======== DATA SHOWN ========

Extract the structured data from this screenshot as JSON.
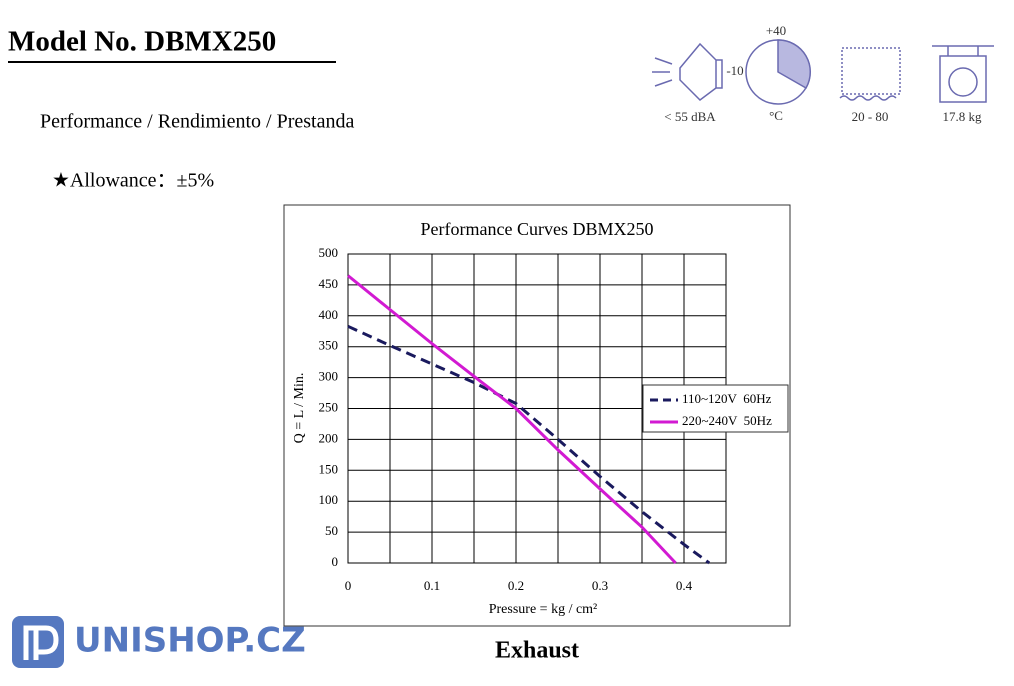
{
  "header": {
    "title": "Model No. DBMX250",
    "subtitle": "Performance / Rendimiento / Prestanda",
    "allowance": "★Allowance：±5%"
  },
  "icons": {
    "noise": "< 55 dBA",
    "temp_unit": "°C",
    "temp_max": "+40",
    "temp_min": "-10",
    "humidity": "20 - 80",
    "weight": "17.8 kg"
  },
  "chart_data": {
    "type": "line",
    "title": "Performance  Curves  DBMX250",
    "x_label": "Pressure = kg / cm²",
    "y_label": "Q = L / Min.",
    "xlim": [
      0,
      0.45
    ],
    "ylim": [
      0,
      500
    ],
    "xticks": [
      0,
      {
        "value": 0.05,
        "label": null
      },
      0.1,
      {
        "value": 0.15,
        "label": null
      },
      0.2,
      {
        "value": 0.25,
        "label": null
      },
      0.3,
      {
        "value": 0.35,
        "label": null
      },
      0.4,
      {
        "value": 0.45,
        "label": null
      }
    ],
    "yticks": [
      0,
      50,
      100,
      150,
      200,
      250,
      300,
      350,
      400,
      450,
      500
    ],
    "grid": true,
    "series": [
      {
        "name": "110~120V  60Hz",
        "color": "#1a1a5e",
        "dash": true,
        "x": [
          0,
          0.05,
          0.1,
          0.15,
          0.2,
          0.25,
          0.3,
          0.35,
          0.4,
          0.43
        ],
        "values": [
          383,
          352,
          322,
          292,
          258,
          200,
          140,
          83,
          30,
          0
        ]
      },
      {
        "name": "220~240V  50Hz",
        "color": "#d21ad2",
        "dash": false,
        "x": [
          0,
          0.05,
          0.1,
          0.15,
          0.2,
          0.25,
          0.3,
          0.35,
          0.39
        ],
        "values": [
          465,
          410,
          355,
          302,
          250,
          183,
          120,
          58,
          0
        ]
      }
    ]
  },
  "footer": {
    "caption": "Exhaust",
    "logo": "UNISHOP.CZ"
  }
}
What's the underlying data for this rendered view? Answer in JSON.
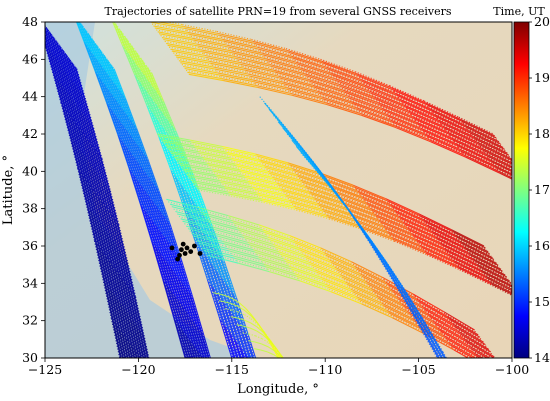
{
  "chart_data": {
    "type": "line",
    "title": "Trajectories of satellite PRN=19 from several GNSS receivers",
    "xlabel": "Longitude, °",
    "ylabel": "Latitude, °",
    "xlim": [
      -125,
      -100
    ],
    "ylim": [
      30,
      48
    ],
    "x_ticks": [
      -125,
      -120,
      -115,
      -110,
      -105,
      -100
    ],
    "x_tick_labels": [
      "−125",
      "−120",
      "−115",
      "−110",
      "−105",
      "−100"
    ],
    "y_ticks": [
      30,
      32,
      34,
      36,
      38,
      40,
      42,
      44,
      46,
      48
    ],
    "y_tick_labels": [
      "30",
      "32",
      "34",
      "36",
      "38",
      "40",
      "42",
      "44",
      "46",
      "48"
    ],
    "colorbar": {
      "title": "Time, UT",
      "range": [
        14,
        20
      ],
      "ticks": [
        14,
        15,
        16,
        17,
        18,
        19,
        20
      ],
      "tick_labels": [
        "14",
        "15",
        "16",
        "17",
        "18",
        "19",
        "20"
      ],
      "colormap": "jet"
    },
    "receivers_cluster": {
      "points": [
        [
          -117.7,
          35.8
        ],
        [
          -117.4,
          35.9
        ],
        [
          -117.5,
          35.6
        ],
        [
          -117.2,
          35.7
        ],
        [
          -117.8,
          35.5
        ],
        [
          -117.0,
          36.0
        ],
        [
          -117.6,
          36.1
        ],
        [
          -116.7,
          35.6
        ],
        [
          -117.9,
          35.3
        ],
        [
          -118.2,
          35.9
        ]
      ]
    },
    "trajectory_groups": [
      {
        "lon_start": -125.5,
        "lon_end": -121.0,
        "lat_start": 48.5,
        "lat_end": 30,
        "t_start": 14.5,
        "t_end": 14.0,
        "count": 40
      },
      {
        "lon_start": -123.5,
        "lon_end": -117.5,
        "lat_start": 48.5,
        "lat_end": 30,
        "t_start": 16.0,
        "t_end": 14.2,
        "count": 34
      },
      {
        "lon_start": -121.5,
        "lon_end": -115.0,
        "lat_start": 48.3,
        "lat_end": 30,
        "t_start": 17.5,
        "t_end": 14.6,
        "count": 24
      },
      {
        "lon_start": -119.5,
        "lon_end": -101.0,
        "lat_start": 48.2,
        "lat_end": 42.0,
        "t_start": 18.0,
        "t_end": 19.6,
        "count": 30
      },
      {
        "lon_start": -119.0,
        "lon_end": -101.5,
        "lat_start": 42.0,
        "lat_end": 36.0,
        "t_start": 17.0,
        "t_end": 19.8,
        "count": 30
      },
      {
        "lon_start": -118.5,
        "lon_end": -102.0,
        "lat_start": 38.5,
        "lat_end": 31.5,
        "t_start": 16.5,
        "t_end": 19.6,
        "count": 24
      },
      {
        "lon_start": -113.5,
        "lon_end": -104.0,
        "lat_start": 44.0,
        "lat_end": 30.0,
        "t_start": 15.8,
        "t_end": 15.2,
        "count": 10
      },
      {
        "lon_start": -116.0,
        "lon_end": -112.5,
        "lat_start": 33.5,
        "lat_end": 30.0,
        "t_start": 17.3,
        "t_end": 17.8,
        "count": 8
      }
    ]
  }
}
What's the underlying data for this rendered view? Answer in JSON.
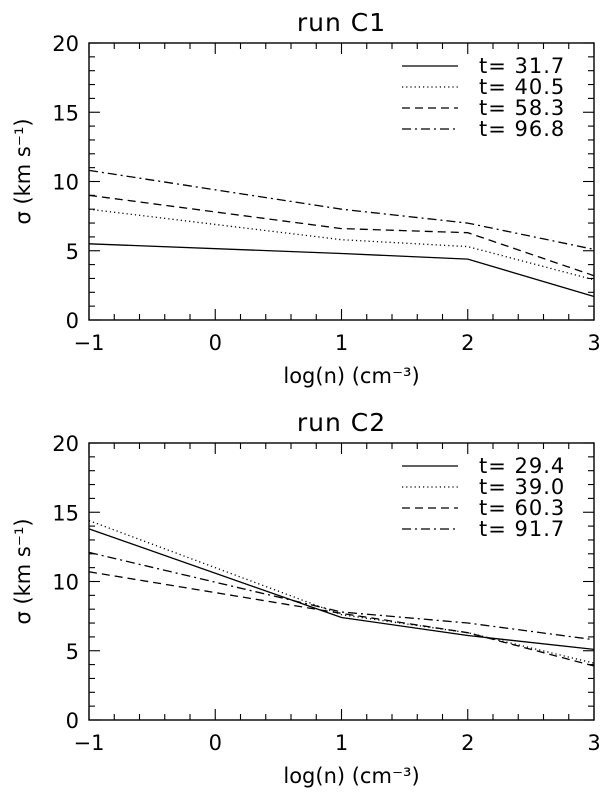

========

## GIVEN PROBLEM
Output every entry verbatim. Pictures do not belong in the copy.

## SOLUTION TO THE PROBLEM
Extract the structured data from this screenshot as JSON.
{
  "header": {
    "title": "Model No. DBMX250",
    "subtitle": "Performance / Rendimiento / Prestanda",
    "allowance": "★Allowance：±5%"
  },
  "icons": {
    "noise": "< 55 dBA",
    "temp_unit": "°C",
    "temp_max": "+40",
    "temp_min": "-10",
    "humidity": "20 - 80",
    "weight": "17.8 kg"
  },
  "chart_data": {
    "type": "line",
    "title": "Performance  Curves  DBMX250",
    "x_label": "Pressure = kg / cm²",
    "y_label": "Q = L / Min.",
    "xlim": [
      0,
      0.45
    ],
    "ylim": [
      0,
      500
    ],
    "xticks": [
      0,
      {
        "value": 0.05,
        "label": null
      },
      0.1,
      {
        "value": 0.15,
        "label": null
      },
      0.2,
      {
        "value": 0.25,
        "label": null
      },
      0.3,
      {
        "value": 0.35,
        "label": null
      },
      0.4,
      {
        "value": 0.45,
        "label": null
      }
    ],
    "yticks": [
      0,
      50,
      100,
      150,
      200,
      250,
      300,
      350,
      400,
      450,
      500
    ],
    "grid": true,
    "series": [
      {
        "name": "110~120V  60Hz",
        "color": "#1a1a5e",
        "dash": true,
        "x": [
          0,
          0.05,
          0.1,
          0.15,
          0.2,
          0.25,
          0.3,
          0.35,
          0.4,
          0.43
        ],
        "values": [
          383,
          352,
          322,
          292,
          258,
          200,
          140,
          83,
          30,
          0
        ]
      },
      {
        "name": "220~240V  50Hz",
        "color": "#d21ad2",
        "dash": false,
        "x": [
          0,
          0.05,
          0.1,
          0.15,
          0.2,
          0.25,
          0.3,
          0.35,
          0.39
        ],
        "values": [
          465,
          410,
          355,
          302,
          250,
          183,
          120,
          58,
          0
        ]
      }
    ]
  },
  "footer": {
    "caption": "Exhaust",
    "logo": "UNISHOP.CZ"
  }
}
What's the underlying data for this rendered view? Answer in JSON.
{
  "chart_data": {
    "type": "line",
    "title": "Trajectories of satellite PRN=19 from several GNSS receivers",
    "xlabel": "Longitude, °",
    "ylabel": "Latitude, °",
    "xlim": [
      -125,
      -100
    ],
    "ylim": [
      30,
      48
    ],
    "x_ticks": [
      -125,
      -120,
      -115,
      -110,
      -105,
      -100
    ],
    "x_tick_labels": [
      "−125",
      "−120",
      "−115",
      "−110",
      "−105",
      "−100"
    ],
    "y_ticks": [
      30,
      32,
      34,
      36,
      38,
      40,
      42,
      44,
      46,
      48
    ],
    "y_tick_labels": [
      "30",
      "32",
      "34",
      "36",
      "38",
      "40",
      "42",
      "44",
      "46",
      "48"
    ],
    "colorbar": {
      "title": "Time, UT",
      "range": [
        14,
        20
      ],
      "ticks": [
        14,
        15,
        16,
        17,
        18,
        19,
        20
      ],
      "tick_labels": [
        "14",
        "15",
        "16",
        "17",
        "18",
        "19",
        "20"
      ],
      "colormap": "jet"
    },
    "receivers_cluster": {
      "points": [
        [
          -117.7,
          35.8
        ],
        [
          -117.4,
          35.9
        ],
        [
          -117.5,
          35.6
        ],
        [
          -117.2,
          35.7
        ],
        [
          -117.8,
          35.5
        ],
        [
          -117.0,
          36.0
        ],
        [
          -117.6,
          36.1
        ],
        [
          -116.7,
          35.6
        ],
        [
          -117.9,
          35.3
        ],
        [
          -118.2,
          35.9
        ]
      ]
    },
    "trajectory_groups": [
      {
        "lon_start": -125.5,
        "lon_end": -121.0,
        "lat_start": 48.5,
        "lat_end": 30,
        "t_start": 14.5,
        "t_end": 14.0,
        "count": 40
      },
      {
        "lon_start": -123.5,
        "lon_end": -117.5,
        "lat_start": 48.5,
        "lat_end": 30,
        "t_start": 16.0,
        "t_end": 14.2,
        "count": 34
      },
      {
        "lon_start": -121.5,
        "lon_end": -115.0,
        "lat_start": 48.3,
        "lat_end": 30,
        "t_start": 17.5,
        "t_end": 14.6,
        "count": 24
      },
      {
        "lon_start": -119.5,
        "lon_end": -101.0,
        "lat_start": 48.2,
        "lat_end": 42.0,
        "t_start": 18.0,
        "t_end": 19.6,
        "count": 30
      },
      {
        "lon_start": -119.0,
        "lon_end": -101.5,
        "lat_start": 42.0,
        "lat_end": 36.0,
        "t_start": 17.0,
        "t_end": 19.8,
        "count": 30
      },
      {
        "lon_start": -118.5,
        "lon_end": -102.0,
        "lat_start": 38.5,
        "lat_end": 31.5,
        "t_start": 16.5,
        "t_end": 19.6,
        "count": 24
      },
      {
        "lon_start": -113.5,
        "lon_end": -104.0,
        "lat_start": 44.0,
        "lat_end": 30.0,
        "t_start": 15.8,
        "t_end": 15.2,
        "count": 10
      },
      {
        "lon_start": -116.0,
        "lon_end": -112.5,
        "lat_start": 33.5,
        "lat_end": 30.0,
        "t_start": 17.3,
        "t_end": 17.8,
        "count": 8
      }
    ]
  }
}
What's the underlying data for this rendered view? Answer in JSON.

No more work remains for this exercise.